INSTRUCTIONS FOR THE TASK :: Quote precisely the run of lines opening with the line containing "Read all visible content and emit it as JSON." and closing with the line containing "Output a JSON", and nothing else.

[Stored data entries]

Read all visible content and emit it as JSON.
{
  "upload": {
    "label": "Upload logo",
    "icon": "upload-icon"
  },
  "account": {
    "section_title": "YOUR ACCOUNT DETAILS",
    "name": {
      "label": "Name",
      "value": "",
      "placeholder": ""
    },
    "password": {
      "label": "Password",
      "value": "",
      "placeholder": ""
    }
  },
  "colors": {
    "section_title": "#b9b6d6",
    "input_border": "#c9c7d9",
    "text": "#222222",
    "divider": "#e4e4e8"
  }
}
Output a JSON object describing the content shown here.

---

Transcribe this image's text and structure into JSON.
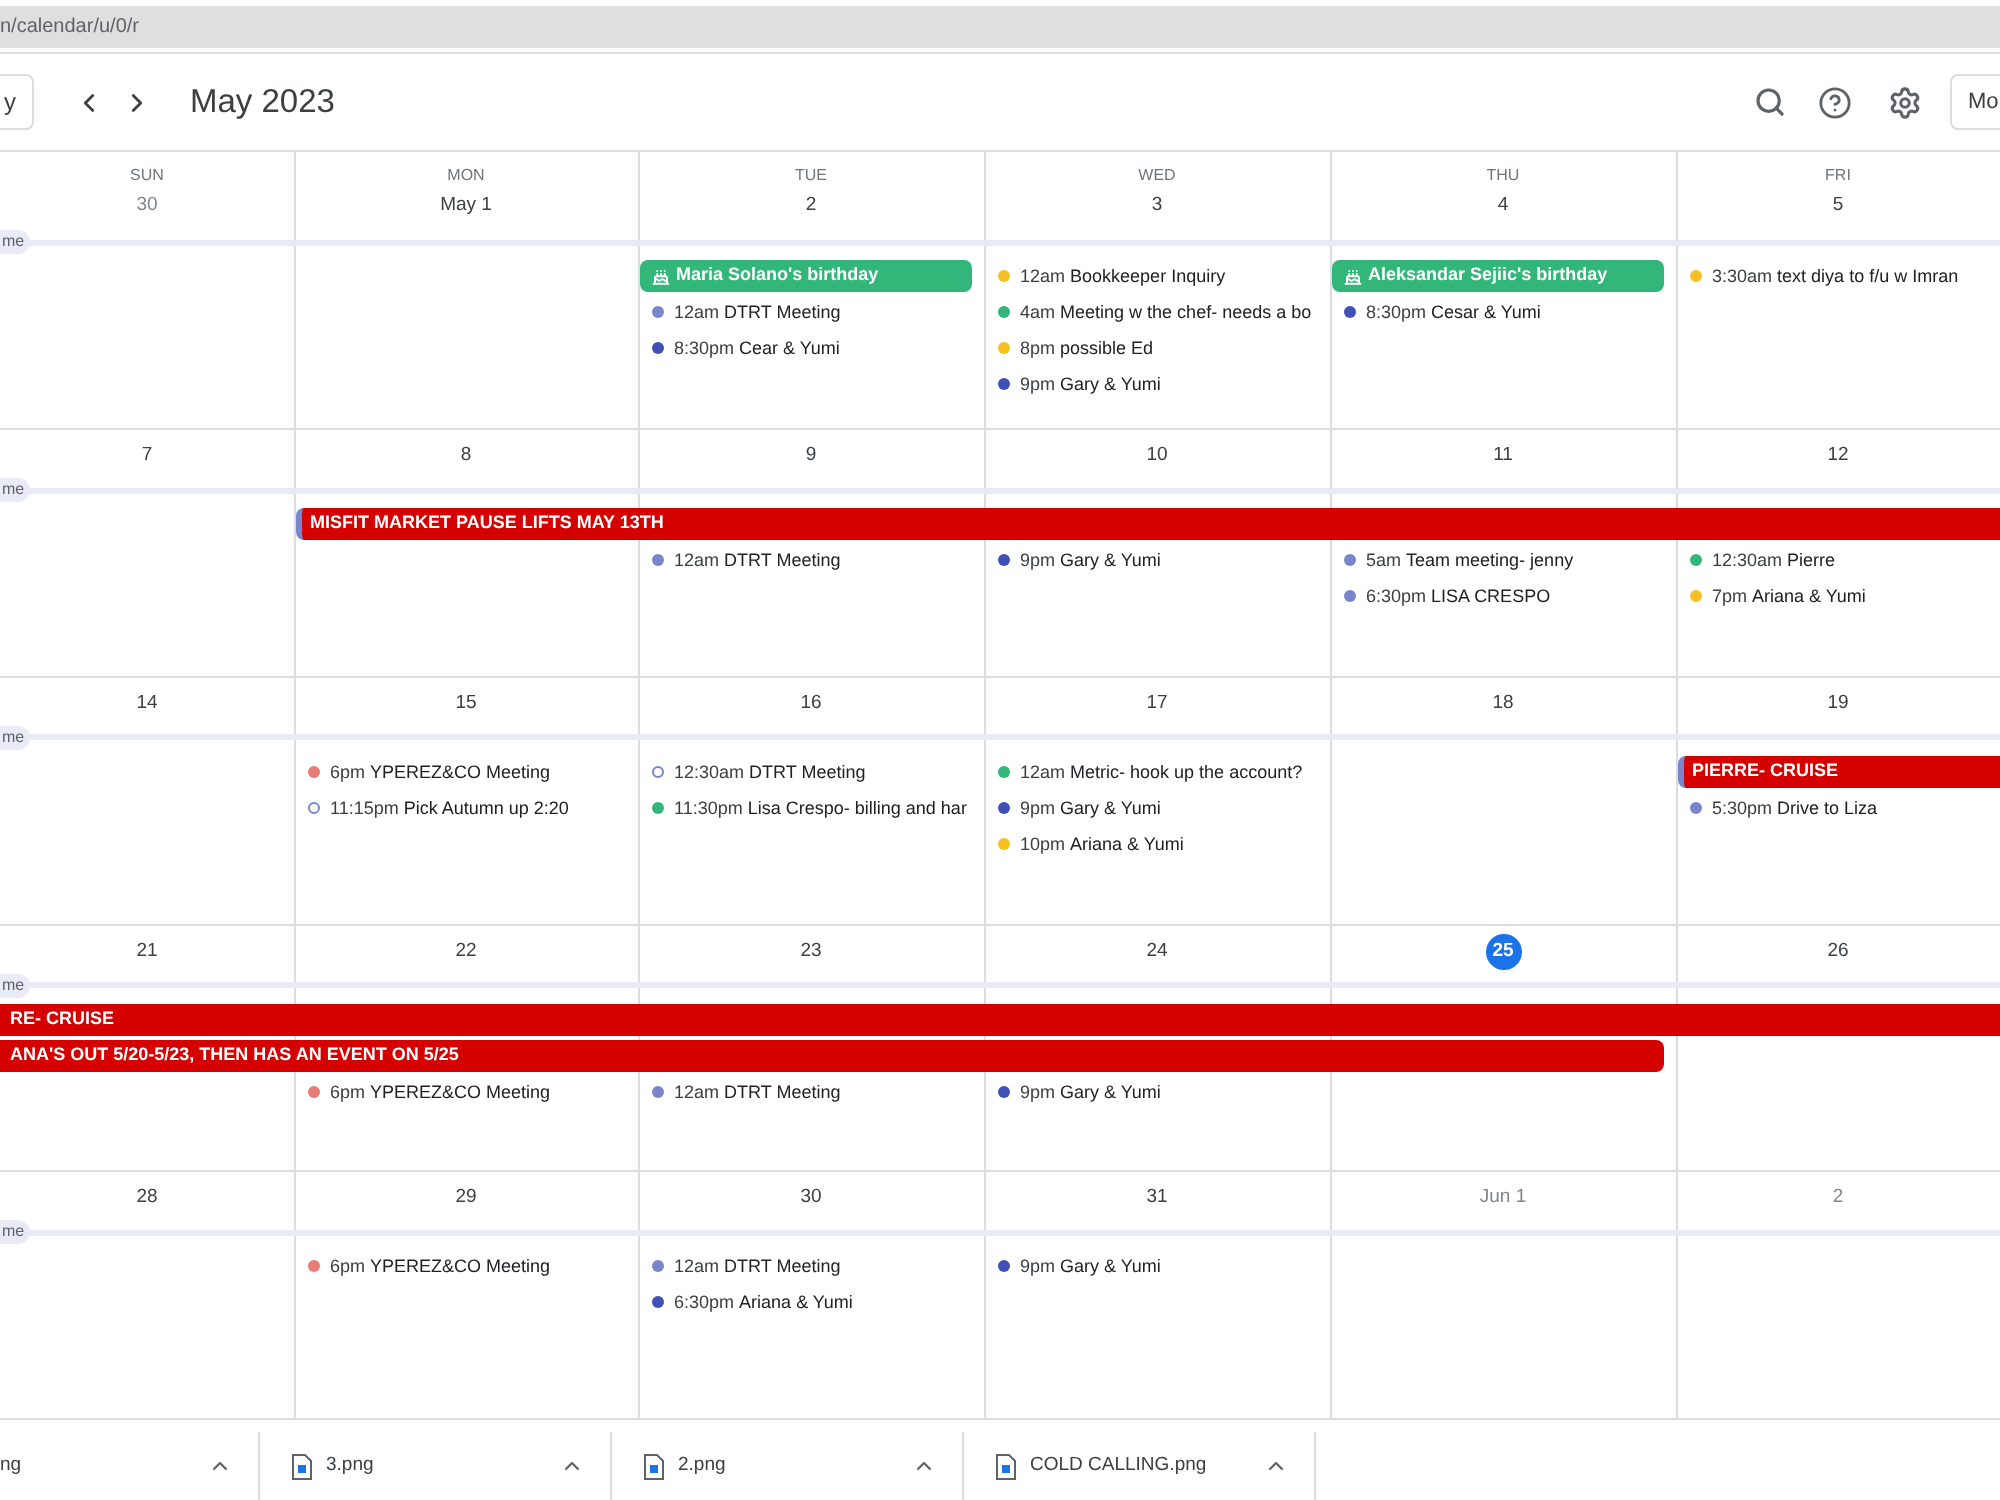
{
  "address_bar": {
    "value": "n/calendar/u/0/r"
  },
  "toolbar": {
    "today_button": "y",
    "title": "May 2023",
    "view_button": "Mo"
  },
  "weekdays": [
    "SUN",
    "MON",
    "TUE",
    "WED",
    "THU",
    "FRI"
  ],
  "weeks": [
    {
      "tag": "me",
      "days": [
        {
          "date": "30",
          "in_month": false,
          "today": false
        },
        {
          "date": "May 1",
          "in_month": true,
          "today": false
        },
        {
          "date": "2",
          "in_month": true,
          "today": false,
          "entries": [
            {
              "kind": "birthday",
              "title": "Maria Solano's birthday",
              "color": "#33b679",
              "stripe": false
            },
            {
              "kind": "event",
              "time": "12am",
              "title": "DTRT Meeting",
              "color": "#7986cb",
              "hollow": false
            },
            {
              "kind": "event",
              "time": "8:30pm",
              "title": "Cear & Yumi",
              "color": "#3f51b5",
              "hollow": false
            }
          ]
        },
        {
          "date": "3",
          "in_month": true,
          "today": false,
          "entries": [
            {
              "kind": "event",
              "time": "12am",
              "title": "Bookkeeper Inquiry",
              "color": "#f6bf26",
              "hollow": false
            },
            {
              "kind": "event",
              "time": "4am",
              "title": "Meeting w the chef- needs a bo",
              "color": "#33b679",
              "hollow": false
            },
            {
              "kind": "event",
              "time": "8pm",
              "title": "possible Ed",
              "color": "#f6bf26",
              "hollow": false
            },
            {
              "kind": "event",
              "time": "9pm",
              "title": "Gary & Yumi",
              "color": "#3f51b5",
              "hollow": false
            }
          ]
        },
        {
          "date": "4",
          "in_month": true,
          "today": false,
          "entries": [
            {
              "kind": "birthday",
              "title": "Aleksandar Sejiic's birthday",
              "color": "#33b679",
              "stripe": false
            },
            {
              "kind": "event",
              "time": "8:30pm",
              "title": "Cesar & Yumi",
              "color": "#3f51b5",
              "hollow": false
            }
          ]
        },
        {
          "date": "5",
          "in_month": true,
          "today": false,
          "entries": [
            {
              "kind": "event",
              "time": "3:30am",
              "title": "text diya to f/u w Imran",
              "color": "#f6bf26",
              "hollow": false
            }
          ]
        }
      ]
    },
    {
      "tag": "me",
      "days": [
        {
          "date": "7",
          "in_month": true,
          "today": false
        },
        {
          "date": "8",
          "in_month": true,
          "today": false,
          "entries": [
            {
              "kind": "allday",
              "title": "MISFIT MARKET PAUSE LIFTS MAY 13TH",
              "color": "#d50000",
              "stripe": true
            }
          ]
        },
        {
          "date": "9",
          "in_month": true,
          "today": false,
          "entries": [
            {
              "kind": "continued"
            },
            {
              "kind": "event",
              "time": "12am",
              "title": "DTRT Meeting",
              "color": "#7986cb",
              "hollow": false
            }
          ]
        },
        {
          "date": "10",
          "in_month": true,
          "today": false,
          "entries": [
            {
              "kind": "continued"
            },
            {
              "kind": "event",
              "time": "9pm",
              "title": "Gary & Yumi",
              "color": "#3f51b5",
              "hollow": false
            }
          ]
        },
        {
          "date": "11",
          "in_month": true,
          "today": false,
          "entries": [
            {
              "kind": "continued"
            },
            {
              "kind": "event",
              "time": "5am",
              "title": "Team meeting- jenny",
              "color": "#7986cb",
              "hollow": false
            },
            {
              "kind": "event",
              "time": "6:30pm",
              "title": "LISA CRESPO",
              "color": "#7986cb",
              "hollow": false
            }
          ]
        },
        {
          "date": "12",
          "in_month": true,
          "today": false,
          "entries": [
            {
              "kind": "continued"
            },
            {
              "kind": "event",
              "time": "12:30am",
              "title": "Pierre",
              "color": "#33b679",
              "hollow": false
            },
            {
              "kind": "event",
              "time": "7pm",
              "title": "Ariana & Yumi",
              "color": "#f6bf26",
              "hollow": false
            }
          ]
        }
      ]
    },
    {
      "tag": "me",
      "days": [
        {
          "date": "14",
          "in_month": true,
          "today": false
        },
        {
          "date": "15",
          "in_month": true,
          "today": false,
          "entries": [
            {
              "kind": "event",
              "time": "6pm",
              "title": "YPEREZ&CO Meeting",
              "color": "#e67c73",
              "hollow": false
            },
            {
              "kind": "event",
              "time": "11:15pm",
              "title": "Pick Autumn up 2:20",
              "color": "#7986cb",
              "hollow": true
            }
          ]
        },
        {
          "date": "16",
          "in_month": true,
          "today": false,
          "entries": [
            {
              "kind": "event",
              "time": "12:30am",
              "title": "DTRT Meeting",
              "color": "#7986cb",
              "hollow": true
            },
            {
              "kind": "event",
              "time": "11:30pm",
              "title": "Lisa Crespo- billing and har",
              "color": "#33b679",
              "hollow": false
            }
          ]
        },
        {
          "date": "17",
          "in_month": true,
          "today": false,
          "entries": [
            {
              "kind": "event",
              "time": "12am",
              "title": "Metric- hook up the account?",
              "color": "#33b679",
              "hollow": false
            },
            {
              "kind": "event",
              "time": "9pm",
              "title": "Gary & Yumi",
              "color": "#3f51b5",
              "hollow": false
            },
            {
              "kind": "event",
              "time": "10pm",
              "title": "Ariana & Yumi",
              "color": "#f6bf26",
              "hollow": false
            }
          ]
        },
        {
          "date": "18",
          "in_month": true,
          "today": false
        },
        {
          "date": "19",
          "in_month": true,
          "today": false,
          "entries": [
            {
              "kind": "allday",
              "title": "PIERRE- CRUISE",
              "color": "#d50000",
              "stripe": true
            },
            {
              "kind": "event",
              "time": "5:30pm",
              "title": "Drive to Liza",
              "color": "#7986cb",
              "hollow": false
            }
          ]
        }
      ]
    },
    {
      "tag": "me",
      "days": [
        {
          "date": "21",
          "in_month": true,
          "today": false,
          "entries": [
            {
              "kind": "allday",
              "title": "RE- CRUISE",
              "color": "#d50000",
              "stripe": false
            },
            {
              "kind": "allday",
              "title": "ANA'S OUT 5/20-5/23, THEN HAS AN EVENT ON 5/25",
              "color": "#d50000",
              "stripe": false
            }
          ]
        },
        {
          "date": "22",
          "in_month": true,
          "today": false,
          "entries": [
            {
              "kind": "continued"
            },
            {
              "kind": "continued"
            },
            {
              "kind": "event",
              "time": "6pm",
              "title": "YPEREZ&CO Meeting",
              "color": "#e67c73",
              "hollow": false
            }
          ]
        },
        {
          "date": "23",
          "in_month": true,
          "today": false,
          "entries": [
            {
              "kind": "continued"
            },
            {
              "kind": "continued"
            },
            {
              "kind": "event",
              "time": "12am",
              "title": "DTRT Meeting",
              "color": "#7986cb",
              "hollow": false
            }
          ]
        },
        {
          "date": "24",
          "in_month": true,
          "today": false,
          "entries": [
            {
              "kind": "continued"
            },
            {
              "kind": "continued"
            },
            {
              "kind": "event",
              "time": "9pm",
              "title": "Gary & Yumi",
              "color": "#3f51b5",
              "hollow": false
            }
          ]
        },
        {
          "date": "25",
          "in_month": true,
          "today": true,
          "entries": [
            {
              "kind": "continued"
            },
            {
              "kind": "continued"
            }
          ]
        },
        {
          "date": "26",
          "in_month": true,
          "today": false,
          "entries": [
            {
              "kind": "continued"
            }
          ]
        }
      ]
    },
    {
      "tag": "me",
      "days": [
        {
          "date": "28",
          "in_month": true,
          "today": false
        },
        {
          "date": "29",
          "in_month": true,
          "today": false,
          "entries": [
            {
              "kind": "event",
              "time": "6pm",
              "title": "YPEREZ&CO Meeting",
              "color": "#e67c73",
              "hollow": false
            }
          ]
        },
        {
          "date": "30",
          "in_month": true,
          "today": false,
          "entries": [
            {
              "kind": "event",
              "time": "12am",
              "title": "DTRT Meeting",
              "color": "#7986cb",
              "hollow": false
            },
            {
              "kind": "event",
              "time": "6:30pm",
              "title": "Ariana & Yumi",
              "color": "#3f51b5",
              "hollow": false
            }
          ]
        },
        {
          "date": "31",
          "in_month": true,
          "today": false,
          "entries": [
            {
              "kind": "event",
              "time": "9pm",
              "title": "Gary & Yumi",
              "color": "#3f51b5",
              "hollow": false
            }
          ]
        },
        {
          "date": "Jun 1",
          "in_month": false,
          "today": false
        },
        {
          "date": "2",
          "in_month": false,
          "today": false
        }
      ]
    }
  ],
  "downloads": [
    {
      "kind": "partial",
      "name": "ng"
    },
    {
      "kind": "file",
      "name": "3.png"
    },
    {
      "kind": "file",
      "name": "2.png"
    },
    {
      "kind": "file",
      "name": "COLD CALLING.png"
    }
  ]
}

--

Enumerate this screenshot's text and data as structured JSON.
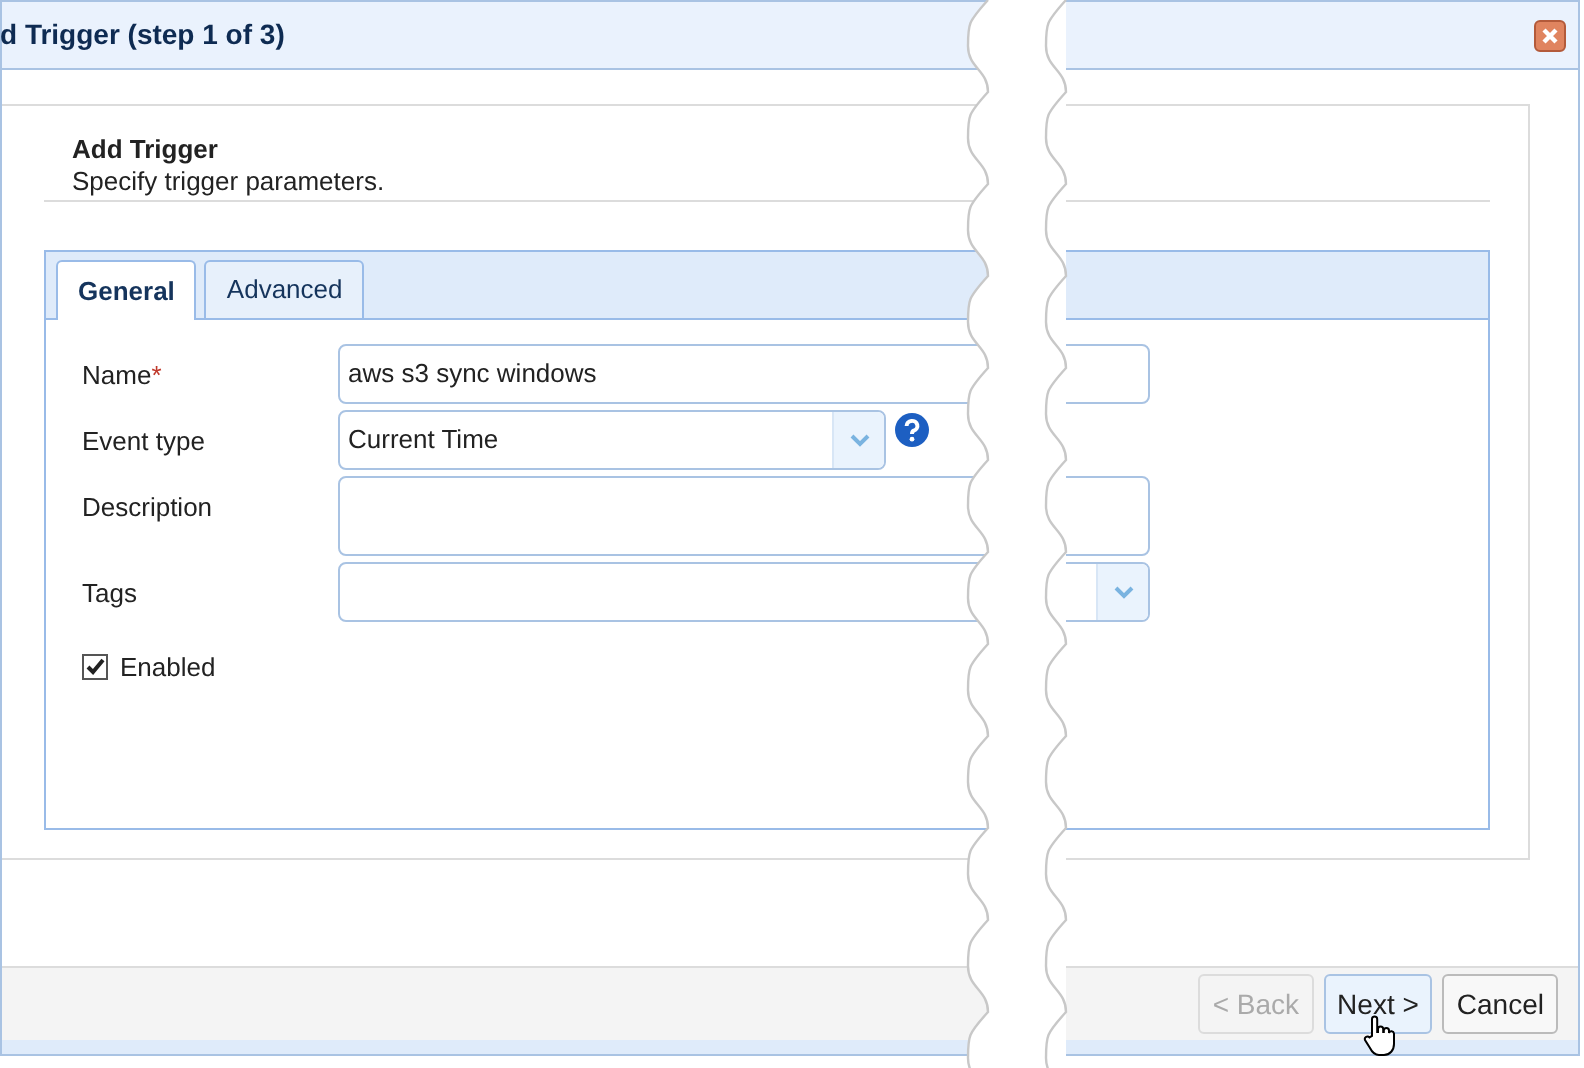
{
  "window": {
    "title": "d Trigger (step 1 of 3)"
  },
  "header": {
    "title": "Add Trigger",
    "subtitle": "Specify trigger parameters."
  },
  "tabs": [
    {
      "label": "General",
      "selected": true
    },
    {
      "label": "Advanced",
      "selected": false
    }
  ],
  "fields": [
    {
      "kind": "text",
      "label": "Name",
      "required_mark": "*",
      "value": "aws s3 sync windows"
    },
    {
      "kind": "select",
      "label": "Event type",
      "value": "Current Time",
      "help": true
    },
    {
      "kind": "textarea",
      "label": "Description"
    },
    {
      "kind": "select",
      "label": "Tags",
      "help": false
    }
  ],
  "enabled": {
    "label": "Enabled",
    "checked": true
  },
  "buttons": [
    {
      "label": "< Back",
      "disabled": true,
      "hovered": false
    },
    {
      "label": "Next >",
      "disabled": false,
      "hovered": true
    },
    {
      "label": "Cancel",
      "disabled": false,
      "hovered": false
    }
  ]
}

EXERCISE OUTPUT ::
Read all visible content and emit it as JSON.
{
  "upload": {
    "label": "Upload logo",
    "icon": "upload-icon"
  },
  "account": {
    "section_title": "YOUR ACCOUNT DETAILS",
    "name": {
      "label": "Name",
      "value": "",
      "placeholder": ""
    },
    "password": {
      "label": "Password",
      "value": "",
      "placeholder": ""
    }
  },
  "colors": {
    "section_title": "#b9b6d6",
    "input_border": "#c9c7d9",
    "text": "#222222",
    "divider": "#e4e4e8"
  }
}
Output a JSON object describing the content shown here.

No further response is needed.